Extracted records>
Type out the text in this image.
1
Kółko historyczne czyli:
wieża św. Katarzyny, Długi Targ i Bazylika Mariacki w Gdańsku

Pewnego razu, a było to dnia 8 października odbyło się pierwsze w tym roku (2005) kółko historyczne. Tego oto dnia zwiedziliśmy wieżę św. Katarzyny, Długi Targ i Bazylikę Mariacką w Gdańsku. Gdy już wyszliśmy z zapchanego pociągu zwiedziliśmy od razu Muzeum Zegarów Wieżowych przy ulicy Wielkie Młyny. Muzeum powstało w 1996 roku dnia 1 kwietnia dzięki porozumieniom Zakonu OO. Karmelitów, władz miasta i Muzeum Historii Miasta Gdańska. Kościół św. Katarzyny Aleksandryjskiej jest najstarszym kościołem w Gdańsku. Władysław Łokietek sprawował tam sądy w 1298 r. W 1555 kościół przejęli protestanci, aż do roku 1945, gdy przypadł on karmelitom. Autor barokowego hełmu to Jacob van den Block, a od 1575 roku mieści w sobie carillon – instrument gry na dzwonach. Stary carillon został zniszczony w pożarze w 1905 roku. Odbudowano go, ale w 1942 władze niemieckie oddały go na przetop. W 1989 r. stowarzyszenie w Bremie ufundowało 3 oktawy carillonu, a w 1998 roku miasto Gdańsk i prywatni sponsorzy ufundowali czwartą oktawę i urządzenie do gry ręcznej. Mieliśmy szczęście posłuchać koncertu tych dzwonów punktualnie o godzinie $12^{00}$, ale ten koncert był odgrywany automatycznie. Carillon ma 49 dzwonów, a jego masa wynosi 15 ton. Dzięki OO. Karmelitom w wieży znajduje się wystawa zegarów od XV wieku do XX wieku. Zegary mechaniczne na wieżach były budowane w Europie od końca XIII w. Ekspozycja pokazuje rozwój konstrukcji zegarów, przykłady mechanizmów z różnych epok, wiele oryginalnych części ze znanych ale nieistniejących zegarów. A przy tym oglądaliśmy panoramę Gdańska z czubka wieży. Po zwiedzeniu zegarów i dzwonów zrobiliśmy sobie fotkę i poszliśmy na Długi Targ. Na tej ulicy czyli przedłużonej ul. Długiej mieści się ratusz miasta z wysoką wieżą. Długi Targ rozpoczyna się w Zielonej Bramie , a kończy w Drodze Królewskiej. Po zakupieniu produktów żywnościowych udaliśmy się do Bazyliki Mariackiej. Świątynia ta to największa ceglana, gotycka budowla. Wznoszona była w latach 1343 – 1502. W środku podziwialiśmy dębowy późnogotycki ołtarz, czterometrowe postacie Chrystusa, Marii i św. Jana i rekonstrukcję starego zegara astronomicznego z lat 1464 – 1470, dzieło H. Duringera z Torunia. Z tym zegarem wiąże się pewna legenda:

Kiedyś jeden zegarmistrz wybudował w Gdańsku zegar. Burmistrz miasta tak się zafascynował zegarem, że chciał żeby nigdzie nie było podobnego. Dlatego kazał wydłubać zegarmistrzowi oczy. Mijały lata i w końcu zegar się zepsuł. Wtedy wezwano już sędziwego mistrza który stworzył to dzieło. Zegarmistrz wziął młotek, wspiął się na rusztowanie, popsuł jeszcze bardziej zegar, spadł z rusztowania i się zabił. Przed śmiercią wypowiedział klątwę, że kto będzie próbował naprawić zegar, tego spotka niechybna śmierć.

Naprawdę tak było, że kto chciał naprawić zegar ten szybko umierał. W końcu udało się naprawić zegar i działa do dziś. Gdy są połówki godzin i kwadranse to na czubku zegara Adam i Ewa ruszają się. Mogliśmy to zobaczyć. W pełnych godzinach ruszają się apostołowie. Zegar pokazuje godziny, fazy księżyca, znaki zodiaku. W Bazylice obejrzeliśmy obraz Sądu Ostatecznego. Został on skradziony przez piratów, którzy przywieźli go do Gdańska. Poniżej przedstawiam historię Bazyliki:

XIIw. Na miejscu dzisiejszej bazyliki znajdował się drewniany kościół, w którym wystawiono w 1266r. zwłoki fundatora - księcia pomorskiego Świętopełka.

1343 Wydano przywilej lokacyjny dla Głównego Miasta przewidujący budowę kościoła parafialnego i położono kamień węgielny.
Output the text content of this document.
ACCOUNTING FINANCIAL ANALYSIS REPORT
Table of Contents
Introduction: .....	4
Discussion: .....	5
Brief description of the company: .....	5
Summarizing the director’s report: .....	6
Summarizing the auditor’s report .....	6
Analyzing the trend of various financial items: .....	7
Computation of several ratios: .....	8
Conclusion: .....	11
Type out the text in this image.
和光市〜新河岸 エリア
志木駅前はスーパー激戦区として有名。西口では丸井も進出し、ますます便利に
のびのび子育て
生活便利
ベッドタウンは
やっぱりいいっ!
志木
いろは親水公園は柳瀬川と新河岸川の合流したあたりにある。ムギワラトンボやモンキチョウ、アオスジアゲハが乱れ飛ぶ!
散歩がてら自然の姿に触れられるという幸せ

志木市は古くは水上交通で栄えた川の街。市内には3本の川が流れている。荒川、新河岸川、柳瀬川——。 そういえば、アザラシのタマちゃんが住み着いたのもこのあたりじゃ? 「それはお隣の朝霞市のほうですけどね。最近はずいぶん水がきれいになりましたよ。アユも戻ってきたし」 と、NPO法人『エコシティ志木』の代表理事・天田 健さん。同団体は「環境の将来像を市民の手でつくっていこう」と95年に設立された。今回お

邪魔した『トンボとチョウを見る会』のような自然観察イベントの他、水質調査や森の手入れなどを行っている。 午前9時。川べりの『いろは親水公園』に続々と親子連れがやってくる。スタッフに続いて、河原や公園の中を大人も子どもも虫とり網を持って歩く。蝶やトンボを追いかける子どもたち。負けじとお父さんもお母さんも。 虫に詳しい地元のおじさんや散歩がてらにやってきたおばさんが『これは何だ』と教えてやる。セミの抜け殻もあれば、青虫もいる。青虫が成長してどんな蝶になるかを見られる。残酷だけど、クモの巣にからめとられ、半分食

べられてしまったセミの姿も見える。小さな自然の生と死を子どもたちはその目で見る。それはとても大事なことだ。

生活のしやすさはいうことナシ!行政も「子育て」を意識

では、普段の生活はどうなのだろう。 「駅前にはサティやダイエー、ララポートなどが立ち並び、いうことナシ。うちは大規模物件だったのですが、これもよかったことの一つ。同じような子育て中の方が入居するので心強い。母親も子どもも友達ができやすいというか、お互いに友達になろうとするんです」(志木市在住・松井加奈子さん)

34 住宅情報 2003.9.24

Goal of the exercise> Everything from the line that contains "Output the text content of this document." through the end of the records must be duplicated exactly, and nothing outside that range.

Result>
Output the text content of this document.
ACCOUNTING FINANCIAL ANALYSIS REPORT
Table of Contents
Introduction: .....	4
Discussion: .....	5
Brief description of the company: .....	5
Summarizing the director’s report: .....	6
Summarizing the auditor’s report .....	6
Analyzing the trend of various financial items: .....	7
Computation of several ratios: .....	8
Conclusion: .....	11
Type out the text in this image.
和光市〜新河岸 エリア
志木駅前はスーパー激戦区として有名。西口では丸井も進出し、ますます便利に
のびのび子育て
生活便利
ベッドタウンは
やっぱりいいっ!
志木
いろは親水公園は柳瀬川と新河岸川の合流したあたりにある。ムギワラトンボやモンキチョウ、アオスジアゲハが乱れ飛ぶ!
散歩がてら自然の姿に触れられるという幸せ

志木市は古くは水上交通で栄えた川の街。市内には3本の川が流れている。荒川、新河岸川、柳瀬川——。 そういえば、アザラシのタマちゃんが住み着いたのもこのあたりじゃ? 「それはお隣の朝霞市のほうですけどね。最近はずいぶん水がきれいになりましたよ。アユも戻ってきたし」 と、NPO法人『エコシティ志木』の代表理事・天田 健さん。同団体は「環境の将来像を市民の手でつくっていこう」と95年に設立された。今回お

邪魔した『トンボとチョウを見る会』のような自然観察イベントの他、水質調査や森の手入れなどを行っている。 午前9時。川べりの『いろは親水公園』に続々と親子連れがやってくる。スタッフに続いて、河原や公園の中を大人も子どもも虫とり網を持って歩く。蝶やトンボを追いかける子どもたち。負けじとお父さんもお母さんも。 虫に詳しい地元のおじさんや散歩がてらにやってきたおばさんが『これは何だ』と教えてやる。セミの抜け殻もあれば、青虫もいる。青虫が成長してどんな蝶になるかを見られる。残酷だけど、クモの巣にからめとられ、半分食

べられてしまったセミの姿も見える。小さな自然の生と死を子どもたちはその目で見る。それはとても大事なことだ。

生活のしやすさはいうことナシ!行政も「子育て」を意識

では、普段の生活はどうなのだろう。 「駅前にはサティやダイエー、ララポートなどが立ち並び、いうことナシ。うちは大規模物件だったのですが、これもよかったことの一つ。同じような子育て中の方が入居するので心強い。母親も子どもも友達ができやすいというか、お互いに友達になろうとするんです」(志木市在住・松井加奈子さん)

34 住宅情報 2003.9.24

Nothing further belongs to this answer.